Copy out every line in which the string "data" occurs.

# [LISTING]
————

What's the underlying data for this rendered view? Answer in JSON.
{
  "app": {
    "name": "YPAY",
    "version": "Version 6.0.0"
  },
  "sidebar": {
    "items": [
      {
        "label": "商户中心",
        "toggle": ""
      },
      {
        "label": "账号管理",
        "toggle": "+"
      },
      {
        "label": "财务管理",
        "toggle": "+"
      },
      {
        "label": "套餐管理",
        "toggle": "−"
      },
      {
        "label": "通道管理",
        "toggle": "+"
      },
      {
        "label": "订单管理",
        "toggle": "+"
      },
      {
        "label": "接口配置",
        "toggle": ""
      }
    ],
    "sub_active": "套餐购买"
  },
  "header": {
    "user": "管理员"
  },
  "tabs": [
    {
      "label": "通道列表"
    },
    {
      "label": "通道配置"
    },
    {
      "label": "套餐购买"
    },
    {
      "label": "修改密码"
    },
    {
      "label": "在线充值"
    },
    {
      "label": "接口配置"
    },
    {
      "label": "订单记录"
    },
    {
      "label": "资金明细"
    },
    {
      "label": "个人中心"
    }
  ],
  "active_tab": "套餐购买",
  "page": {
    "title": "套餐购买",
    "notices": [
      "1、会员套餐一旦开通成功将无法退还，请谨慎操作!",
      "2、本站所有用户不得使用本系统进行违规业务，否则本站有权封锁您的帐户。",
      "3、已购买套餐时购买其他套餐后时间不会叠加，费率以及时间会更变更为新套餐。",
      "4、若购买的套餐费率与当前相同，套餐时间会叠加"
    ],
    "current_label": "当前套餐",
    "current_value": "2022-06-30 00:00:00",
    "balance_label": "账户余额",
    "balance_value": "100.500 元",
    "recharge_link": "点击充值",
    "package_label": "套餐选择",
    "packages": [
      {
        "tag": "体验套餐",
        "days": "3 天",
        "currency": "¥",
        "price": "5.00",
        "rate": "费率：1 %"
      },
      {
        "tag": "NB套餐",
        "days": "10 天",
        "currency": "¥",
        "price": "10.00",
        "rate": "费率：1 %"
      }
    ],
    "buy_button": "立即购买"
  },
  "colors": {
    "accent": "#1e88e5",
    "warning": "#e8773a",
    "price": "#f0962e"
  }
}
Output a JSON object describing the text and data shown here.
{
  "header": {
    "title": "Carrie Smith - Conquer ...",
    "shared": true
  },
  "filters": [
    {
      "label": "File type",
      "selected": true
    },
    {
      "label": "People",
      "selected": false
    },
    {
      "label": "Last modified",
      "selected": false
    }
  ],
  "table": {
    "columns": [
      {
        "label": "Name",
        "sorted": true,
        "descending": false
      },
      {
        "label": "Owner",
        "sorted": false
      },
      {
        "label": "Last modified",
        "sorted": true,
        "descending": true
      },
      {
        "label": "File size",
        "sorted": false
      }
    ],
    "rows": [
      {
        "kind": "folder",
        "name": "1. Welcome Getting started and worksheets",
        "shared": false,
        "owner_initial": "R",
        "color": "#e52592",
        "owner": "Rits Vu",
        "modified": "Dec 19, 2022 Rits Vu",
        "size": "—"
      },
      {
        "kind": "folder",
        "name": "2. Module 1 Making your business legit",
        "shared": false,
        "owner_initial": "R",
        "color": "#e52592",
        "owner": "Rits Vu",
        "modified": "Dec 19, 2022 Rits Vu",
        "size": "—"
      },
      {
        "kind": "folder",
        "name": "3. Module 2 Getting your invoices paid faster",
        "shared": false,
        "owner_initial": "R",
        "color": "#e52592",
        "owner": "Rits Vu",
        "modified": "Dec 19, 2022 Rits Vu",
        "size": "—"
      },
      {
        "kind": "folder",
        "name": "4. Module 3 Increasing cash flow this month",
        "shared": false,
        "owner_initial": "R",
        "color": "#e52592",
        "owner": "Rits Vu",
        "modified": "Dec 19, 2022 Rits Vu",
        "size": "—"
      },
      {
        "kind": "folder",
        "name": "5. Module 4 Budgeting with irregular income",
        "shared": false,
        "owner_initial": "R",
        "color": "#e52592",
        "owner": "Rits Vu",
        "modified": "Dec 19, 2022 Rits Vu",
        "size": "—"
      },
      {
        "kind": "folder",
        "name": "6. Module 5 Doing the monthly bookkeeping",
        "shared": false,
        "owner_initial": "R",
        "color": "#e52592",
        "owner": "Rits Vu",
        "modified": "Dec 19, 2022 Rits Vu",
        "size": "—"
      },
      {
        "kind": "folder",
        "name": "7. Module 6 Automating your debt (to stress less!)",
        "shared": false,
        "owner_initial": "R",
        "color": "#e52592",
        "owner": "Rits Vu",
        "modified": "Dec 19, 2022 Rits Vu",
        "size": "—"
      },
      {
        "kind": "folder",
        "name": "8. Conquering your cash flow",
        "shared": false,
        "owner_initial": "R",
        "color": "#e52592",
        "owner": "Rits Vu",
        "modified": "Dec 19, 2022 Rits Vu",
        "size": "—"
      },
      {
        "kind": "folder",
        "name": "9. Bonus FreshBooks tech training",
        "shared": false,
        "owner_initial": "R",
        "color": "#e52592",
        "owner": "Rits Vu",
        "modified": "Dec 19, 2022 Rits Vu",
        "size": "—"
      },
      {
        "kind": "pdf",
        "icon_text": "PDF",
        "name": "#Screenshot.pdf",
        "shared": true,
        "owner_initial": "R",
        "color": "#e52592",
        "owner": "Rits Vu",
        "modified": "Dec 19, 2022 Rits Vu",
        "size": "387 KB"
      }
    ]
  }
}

————

# [TASK RESPONSE]
What's the underlying data for this rendered view? Answer in JSON.
Output a JSON object describing the text and data shown here.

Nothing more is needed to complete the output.